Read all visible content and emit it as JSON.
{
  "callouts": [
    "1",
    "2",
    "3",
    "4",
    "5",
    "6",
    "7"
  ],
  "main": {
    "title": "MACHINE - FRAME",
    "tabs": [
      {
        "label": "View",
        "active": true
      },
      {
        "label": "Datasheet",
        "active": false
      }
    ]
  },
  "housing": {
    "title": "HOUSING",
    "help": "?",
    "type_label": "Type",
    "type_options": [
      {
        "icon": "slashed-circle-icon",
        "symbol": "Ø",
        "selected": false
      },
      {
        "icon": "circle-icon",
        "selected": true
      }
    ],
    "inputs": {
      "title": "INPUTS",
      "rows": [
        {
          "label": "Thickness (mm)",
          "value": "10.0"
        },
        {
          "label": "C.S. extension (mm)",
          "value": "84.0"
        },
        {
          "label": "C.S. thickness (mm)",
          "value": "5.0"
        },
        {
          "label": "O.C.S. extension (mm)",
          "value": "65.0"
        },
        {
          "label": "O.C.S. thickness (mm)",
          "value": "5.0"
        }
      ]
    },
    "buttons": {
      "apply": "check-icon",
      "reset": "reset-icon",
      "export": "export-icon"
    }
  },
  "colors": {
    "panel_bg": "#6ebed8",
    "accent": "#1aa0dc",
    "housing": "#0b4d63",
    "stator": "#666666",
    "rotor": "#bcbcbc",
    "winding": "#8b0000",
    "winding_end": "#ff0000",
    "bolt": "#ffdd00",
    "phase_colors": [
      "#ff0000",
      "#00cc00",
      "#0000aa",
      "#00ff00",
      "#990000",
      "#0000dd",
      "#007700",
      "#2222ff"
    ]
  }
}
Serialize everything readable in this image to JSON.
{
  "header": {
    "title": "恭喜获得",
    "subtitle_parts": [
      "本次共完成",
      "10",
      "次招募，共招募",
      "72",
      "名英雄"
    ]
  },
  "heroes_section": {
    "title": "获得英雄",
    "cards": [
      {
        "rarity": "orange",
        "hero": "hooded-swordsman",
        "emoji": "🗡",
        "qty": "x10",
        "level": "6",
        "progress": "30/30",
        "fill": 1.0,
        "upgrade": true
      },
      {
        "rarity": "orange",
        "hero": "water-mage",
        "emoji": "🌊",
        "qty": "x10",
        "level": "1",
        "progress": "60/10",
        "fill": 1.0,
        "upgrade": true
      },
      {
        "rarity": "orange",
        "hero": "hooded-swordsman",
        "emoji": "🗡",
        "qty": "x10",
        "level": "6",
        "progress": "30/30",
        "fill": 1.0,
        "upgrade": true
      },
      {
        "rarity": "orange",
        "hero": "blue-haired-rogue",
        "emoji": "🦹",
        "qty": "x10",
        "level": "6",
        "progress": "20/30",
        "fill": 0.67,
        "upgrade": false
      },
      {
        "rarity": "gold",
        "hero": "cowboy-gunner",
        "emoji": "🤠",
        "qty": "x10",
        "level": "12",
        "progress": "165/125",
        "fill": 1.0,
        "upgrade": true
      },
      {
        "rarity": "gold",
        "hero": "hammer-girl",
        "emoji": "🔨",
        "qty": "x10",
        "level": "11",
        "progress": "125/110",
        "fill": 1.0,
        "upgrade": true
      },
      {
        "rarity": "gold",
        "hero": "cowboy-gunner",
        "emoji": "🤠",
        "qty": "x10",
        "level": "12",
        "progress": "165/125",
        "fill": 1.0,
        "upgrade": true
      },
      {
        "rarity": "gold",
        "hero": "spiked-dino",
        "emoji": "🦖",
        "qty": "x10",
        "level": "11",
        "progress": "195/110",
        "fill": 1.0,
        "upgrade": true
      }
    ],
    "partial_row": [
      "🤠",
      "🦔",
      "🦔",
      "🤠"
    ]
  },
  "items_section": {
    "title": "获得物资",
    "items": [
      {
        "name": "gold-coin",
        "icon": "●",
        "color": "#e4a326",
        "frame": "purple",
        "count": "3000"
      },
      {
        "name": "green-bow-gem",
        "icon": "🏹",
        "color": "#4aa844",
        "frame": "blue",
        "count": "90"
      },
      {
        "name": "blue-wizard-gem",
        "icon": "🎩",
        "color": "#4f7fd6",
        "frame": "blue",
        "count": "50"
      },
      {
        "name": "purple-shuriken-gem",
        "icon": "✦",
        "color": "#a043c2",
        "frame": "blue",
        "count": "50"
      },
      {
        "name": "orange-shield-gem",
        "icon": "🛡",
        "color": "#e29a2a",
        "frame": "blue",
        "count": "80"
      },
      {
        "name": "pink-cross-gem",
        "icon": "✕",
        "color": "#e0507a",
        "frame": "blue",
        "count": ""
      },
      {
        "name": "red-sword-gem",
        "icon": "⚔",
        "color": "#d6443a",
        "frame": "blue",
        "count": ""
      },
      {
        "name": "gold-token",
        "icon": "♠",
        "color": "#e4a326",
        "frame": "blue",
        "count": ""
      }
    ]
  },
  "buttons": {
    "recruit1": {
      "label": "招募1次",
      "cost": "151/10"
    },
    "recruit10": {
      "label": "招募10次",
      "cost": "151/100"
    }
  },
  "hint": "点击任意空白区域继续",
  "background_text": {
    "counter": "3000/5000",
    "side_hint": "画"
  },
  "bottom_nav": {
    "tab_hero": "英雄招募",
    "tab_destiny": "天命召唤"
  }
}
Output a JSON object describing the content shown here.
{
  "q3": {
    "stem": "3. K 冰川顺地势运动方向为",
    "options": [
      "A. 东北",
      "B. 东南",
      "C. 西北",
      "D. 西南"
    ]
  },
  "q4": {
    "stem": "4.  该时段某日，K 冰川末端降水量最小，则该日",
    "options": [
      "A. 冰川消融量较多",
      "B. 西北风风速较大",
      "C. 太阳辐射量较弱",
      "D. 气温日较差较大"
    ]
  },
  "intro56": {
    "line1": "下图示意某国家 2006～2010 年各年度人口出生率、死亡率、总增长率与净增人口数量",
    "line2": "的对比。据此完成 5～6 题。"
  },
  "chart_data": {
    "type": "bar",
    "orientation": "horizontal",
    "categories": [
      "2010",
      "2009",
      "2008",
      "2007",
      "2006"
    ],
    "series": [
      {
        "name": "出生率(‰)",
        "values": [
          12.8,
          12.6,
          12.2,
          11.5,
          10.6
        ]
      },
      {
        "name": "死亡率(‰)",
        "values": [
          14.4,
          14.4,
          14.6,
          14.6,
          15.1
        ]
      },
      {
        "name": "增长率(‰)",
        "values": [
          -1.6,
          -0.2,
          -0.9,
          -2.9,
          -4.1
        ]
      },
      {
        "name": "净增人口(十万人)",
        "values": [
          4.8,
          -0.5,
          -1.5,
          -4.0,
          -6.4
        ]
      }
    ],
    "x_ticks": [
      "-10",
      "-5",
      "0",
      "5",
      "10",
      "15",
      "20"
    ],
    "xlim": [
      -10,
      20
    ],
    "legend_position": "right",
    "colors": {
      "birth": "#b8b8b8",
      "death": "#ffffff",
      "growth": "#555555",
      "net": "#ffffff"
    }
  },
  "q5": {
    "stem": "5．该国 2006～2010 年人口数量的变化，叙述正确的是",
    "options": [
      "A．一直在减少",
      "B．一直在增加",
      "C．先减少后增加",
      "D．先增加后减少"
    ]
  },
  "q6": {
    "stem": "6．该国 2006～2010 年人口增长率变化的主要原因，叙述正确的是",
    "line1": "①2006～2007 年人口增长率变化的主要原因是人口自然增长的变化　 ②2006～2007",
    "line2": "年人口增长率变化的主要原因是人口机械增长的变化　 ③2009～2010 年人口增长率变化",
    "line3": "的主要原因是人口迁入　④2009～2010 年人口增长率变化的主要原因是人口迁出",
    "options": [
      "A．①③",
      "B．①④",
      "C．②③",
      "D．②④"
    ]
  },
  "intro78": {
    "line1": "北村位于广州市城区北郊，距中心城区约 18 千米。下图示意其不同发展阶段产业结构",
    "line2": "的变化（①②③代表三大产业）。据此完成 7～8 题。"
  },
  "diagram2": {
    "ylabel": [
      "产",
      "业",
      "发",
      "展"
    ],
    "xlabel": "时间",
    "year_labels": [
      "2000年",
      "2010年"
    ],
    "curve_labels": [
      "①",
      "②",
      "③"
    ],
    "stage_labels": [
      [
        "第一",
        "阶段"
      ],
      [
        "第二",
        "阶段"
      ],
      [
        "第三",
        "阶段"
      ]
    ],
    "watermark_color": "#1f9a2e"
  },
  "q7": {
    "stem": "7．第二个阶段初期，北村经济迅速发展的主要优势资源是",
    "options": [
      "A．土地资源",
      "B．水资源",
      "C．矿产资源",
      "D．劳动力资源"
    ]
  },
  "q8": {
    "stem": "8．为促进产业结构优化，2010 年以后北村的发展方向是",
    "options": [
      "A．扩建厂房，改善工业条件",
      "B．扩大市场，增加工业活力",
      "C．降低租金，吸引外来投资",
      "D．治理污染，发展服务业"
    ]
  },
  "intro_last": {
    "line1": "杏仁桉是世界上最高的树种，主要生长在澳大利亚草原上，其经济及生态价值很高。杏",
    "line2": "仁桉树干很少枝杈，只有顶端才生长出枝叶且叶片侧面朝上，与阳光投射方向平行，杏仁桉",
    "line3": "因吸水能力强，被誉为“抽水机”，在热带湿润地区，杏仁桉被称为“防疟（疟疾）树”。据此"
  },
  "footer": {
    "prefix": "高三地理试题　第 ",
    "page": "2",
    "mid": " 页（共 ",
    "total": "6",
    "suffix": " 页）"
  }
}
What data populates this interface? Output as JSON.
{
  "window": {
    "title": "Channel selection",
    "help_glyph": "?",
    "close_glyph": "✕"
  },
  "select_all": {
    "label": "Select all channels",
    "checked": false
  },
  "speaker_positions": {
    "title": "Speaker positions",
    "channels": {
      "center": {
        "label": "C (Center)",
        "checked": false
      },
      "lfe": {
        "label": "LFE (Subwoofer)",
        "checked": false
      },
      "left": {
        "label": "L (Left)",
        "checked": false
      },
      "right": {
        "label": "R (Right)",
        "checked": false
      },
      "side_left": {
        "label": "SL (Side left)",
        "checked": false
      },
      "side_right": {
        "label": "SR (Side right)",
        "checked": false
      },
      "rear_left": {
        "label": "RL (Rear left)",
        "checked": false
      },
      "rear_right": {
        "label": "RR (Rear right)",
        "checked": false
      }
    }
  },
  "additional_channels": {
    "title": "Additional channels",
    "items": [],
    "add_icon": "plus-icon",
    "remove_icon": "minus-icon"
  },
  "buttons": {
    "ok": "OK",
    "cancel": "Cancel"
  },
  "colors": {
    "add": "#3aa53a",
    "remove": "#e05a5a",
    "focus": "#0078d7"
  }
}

....

Given request | A number is the only answer here: how many lines of the material above contain "据此完成"?

Answer | 2